Records for processing:
** START **

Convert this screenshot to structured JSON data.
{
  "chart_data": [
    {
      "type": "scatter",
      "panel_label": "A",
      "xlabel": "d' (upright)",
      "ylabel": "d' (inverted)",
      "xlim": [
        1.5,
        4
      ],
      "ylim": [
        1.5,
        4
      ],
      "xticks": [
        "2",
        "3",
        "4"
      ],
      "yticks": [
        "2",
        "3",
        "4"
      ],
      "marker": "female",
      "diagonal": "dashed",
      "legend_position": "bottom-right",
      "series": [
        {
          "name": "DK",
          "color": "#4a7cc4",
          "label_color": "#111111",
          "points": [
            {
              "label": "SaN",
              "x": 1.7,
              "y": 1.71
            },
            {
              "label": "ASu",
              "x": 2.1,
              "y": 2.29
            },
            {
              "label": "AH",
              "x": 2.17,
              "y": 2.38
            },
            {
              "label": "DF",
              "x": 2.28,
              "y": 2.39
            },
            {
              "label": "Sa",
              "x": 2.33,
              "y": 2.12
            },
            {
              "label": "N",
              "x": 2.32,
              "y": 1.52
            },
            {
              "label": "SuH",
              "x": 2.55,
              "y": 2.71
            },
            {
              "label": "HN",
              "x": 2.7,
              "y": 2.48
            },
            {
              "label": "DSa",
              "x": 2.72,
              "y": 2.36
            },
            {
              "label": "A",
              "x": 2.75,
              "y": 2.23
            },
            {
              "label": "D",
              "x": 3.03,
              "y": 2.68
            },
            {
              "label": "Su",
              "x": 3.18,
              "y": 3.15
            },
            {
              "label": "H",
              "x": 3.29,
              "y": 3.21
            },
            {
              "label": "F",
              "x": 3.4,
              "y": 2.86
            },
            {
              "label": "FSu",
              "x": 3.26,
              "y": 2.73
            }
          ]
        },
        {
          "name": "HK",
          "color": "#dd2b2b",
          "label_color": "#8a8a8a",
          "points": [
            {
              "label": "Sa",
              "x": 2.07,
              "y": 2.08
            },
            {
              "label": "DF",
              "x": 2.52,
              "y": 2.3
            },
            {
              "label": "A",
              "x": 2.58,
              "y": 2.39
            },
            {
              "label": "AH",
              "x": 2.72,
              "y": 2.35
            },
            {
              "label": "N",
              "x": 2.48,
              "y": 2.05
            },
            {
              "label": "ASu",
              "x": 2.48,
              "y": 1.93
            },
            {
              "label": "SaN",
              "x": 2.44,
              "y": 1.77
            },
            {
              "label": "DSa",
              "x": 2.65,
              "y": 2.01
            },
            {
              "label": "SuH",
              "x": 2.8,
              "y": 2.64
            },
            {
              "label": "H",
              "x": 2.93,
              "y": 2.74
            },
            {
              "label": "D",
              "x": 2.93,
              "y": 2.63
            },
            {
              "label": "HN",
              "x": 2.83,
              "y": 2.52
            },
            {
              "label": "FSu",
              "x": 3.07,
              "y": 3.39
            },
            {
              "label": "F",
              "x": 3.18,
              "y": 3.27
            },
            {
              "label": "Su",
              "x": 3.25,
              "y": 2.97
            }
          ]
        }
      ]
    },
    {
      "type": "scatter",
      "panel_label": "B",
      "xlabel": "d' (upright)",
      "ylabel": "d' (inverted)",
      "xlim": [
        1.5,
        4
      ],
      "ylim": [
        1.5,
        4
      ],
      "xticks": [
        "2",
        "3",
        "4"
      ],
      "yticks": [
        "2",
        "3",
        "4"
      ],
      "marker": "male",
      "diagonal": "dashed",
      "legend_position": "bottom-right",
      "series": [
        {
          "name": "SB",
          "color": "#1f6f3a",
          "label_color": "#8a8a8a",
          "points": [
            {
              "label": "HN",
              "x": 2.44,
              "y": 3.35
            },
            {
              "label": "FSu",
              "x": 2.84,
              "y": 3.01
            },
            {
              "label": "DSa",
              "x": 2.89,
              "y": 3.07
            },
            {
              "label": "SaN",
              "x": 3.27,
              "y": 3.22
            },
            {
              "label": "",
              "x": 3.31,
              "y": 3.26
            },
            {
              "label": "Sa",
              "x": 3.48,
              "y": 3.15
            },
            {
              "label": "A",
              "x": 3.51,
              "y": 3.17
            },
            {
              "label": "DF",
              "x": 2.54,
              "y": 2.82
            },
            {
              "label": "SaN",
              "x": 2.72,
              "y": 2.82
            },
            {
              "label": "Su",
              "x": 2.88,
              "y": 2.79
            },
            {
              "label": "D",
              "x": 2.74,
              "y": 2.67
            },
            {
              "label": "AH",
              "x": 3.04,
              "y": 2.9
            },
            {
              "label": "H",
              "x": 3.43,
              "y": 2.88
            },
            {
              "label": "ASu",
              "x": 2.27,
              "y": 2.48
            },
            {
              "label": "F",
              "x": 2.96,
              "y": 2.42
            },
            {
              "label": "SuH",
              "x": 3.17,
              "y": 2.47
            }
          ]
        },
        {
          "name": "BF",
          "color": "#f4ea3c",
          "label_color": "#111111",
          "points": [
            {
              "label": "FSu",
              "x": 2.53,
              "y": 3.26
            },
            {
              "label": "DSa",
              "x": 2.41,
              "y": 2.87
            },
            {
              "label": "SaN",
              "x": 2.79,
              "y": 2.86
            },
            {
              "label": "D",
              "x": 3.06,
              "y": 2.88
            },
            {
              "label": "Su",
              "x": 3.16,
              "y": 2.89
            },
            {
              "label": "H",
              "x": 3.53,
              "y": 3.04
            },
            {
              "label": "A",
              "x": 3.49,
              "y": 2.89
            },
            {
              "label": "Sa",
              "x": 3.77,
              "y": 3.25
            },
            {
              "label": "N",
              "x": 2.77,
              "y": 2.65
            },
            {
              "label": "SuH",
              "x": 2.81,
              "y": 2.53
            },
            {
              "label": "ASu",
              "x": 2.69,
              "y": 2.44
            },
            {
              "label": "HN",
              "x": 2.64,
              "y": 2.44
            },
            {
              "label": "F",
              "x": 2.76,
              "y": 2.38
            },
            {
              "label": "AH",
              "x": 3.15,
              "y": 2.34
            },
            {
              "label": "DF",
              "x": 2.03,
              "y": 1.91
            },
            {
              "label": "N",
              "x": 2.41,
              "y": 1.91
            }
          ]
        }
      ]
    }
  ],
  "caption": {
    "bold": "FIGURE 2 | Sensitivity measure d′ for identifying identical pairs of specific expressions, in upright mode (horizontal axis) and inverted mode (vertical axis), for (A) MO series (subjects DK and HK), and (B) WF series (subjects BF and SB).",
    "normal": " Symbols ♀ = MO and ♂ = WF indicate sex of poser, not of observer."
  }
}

** END **

Required task: Please quote the records above exactly, without skipping a line.

Response below:
Convert this screenshot to structured JSON data.
{
  "chart_data": [
    {
      "type": "scatter",
      "panel_label": "A",
      "xlabel": "d' (upright)",
      "ylabel": "d' (inverted)",
      "xlim": [
        1.5,
        4
      ],
      "ylim": [
        1.5,
        4
      ],
      "xticks": [
        "2",
        "3",
        "4"
      ],
      "yticks": [
        "2",
        "3",
        "4"
      ],
      "marker": "female",
      "diagonal": "dashed",
      "legend_position": "bottom-right",
      "series": [
        {
          "name": "DK",
          "color": "#4a7cc4",
          "label_color": "#111111",
          "points": [
            {
              "label": "SaN",
              "x": 1.7,
              "y": 1.71
            },
            {
              "label": "ASu",
              "x": 2.1,
              "y": 2.29
            },
            {
              "label": "AH",
              "x": 2.17,
              "y": 2.38
            },
            {
              "label": "DF",
              "x": 2.28,
              "y": 2.39
            },
            {
              "label": "Sa",
              "x": 2.33,
              "y": 2.12
            },
            {
              "label": "N",
              "x": 2.32,
              "y": 1.52
            },
            {
              "label": "SuH",
              "x": 2.55,
              "y": 2.71
            },
            {
              "label": "HN",
              "x": 2.7,
              "y": 2.48
            },
            {
              "label": "DSa",
              "x": 2.72,
              "y": 2.36
            },
            {
              "label": "A",
              "x": 2.75,
              "y": 2.23
            },
            {
              "label": "D",
              "x": 3.03,
              "y": 2.68
            },
            {
              "label": "Su",
              "x": 3.18,
              "y": 3.15
            },
            {
              "label": "H",
              "x": 3.29,
              "y": 3.21
            },
            {
              "label": "F",
              "x": 3.4,
              "y": 2.86
            },
            {
              "label": "FSu",
              "x": 3.26,
              "y": 2.73
            }
          ]
        },
        {
          "name": "HK",
          "color": "#dd2b2b",
          "label_color": "#8a8a8a",
          "points": [
            {
              "label": "Sa",
              "x": 2.07,
              "y": 2.08
            },
            {
              "label": "DF",
              "x": 2.52,
              "y": 2.3
            },
            {
              "label": "A",
              "x": 2.58,
              "y": 2.39
            },
            {
              "label": "AH",
              "x": 2.72,
              "y": 2.35
            },
            {
              "label": "N",
              "x": 2.48,
              "y": 2.05
            },
            {
              "label": "ASu",
              "x": 2.48,
              "y": 1.93
            },
            {
              "label": "SaN",
              "x": 2.44,
              "y": 1.77
            },
            {
              "label": "DSa",
              "x": 2.65,
              "y": 2.01
            },
            {
              "label": "SuH",
              "x": 2.8,
              "y": 2.64
            },
            {
              "label": "H",
              "x": 2.93,
              "y": 2.74
            },
            {
              "label": "D",
              "x": 2.93,
              "y": 2.63
            },
            {
              "label": "HN",
              "x": 2.83,
              "y": 2.52
            },
            {
              "label": "FSu",
              "x": 3.07,
              "y": 3.39
            },
            {
              "label": "F",
              "x": 3.18,
              "y": 3.27
            },
            {
              "label": "Su",
              "x": 3.25,
              "y": 2.97
            }
          ]
        }
      ]
    },
    {
      "type": "scatter",
      "panel_label": "B",
      "xlabel": "d' (upright)",
      "ylabel": "d' (inverted)",
      "xlim": [
        1.5,
        4
      ],
      "ylim": [
        1.5,
        4
      ],
      "xticks": [
        "2",
        "3",
        "4"
      ],
      "yticks": [
        "2",
        "3",
        "4"
      ],
      "marker": "male",
      "diagonal": "dashed",
      "legend_position": "bottom-right",
      "series": [
        {
          "name": "SB",
          "color": "#1f6f3a",
          "label_color": "#8a8a8a",
          "points": [
            {
              "label": "HN",
              "x": 2.44,
              "y": 3.35
            },
            {
              "label": "FSu",
              "x": 2.84,
              "y": 3.01
            },
            {
              "label": "DSa",
              "x": 2.89,
              "y": 3.07
            },
            {
              "label": "SaN",
              "x": 3.27,
              "y": 3.22
            },
            {
              "label": "",
              "x": 3.31,
              "y": 3.26
            },
            {
              "label": "Sa",
              "x": 3.48,
              "y": 3.15
            },
            {
              "label": "A",
              "x": 3.51,
              "y": 3.17
            },
            {
              "label": "DF",
              "x": 2.54,
              "y": 2.82
            },
            {
              "label": "SaN",
              "x": 2.72,
              "y": 2.82
            },
            {
              "label": "Su",
              "x": 2.88,
              "y": 2.79
            },
            {
              "label": "D",
              "x": 2.74,
              "y": 2.67
            },
            {
              "label": "AH",
              "x": 3.04,
              "y": 2.9
            },
            {
              "label": "H",
              "x": 3.43,
              "y": 2.88
            },
            {
              "label": "ASu",
              "x": 2.27,
              "y": 2.48
            },
            {
              "label": "F",
              "x": 2.96,
              "y": 2.42
            },
            {
              "label": "SuH",
              "x": 3.17,
              "y": 2.47
            }
          ]
        },
        {
          "name": "BF",
          "color": "#f4ea3c",
          "label_color": "#111111",
          "points": [
            {
              "label": "FSu",
              "x": 2.53,
              "y": 3.26
            },
            {
              "label": "DSa",
              "x": 2.41,
              "y": 2.87
            },
            {
              "label": "SaN",
              "x": 2.79,
              "y": 2.86
            },
            {
              "label": "D",
              "x": 3.06,
              "y": 2.88
            },
            {
              "label": "Su",
              "x": 3.16,
              "y": 2.89
            },
            {
              "label": "H",
              "x": 3.53,
              "y": 3.04
            },
            {
              "label": "A",
              "x": 3.49,
              "y": 2.89
            },
            {
              "label": "Sa",
              "x": 3.77,
              "y": 3.25
            },
            {
              "label": "N",
              "x": 2.77,
              "y": 2.65
            },
            {
              "label": "SuH",
              "x": 2.81,
              "y": 2.53
            },
            {
              "label": "ASu",
              "x": 2.69,
              "y": 2.44
            },
            {
              "label": "HN",
              "x": 2.64,
              "y": 2.44
            },
            {
              "label": "F",
              "x": 2.76,
              "y": 2.38
            },
            {
              "label": "AH",
              "x": 3.15,
              "y": 2.34
            },
            {
              "label": "DF",
              "x": 2.03,
              "y": 1.91
            },
            {
              "label": "N",
              "x": 2.41,
              "y": 1.91
            }
          ]
        }
      ]
    }
  ],
  "caption": {
    "bold": "FIGURE 2 | Sensitivity measure d′ for identifying identical pairs of specific expressions, in upright mode (horizontal axis) and inverted mode (vertical axis), for (A) MO series (subjects DK and HK), and (B) WF series (subjects BF and SB).",
    "normal": " Symbols ♀ = MO and ♂ = WF indicate sex of poser, not of observer."
  }
}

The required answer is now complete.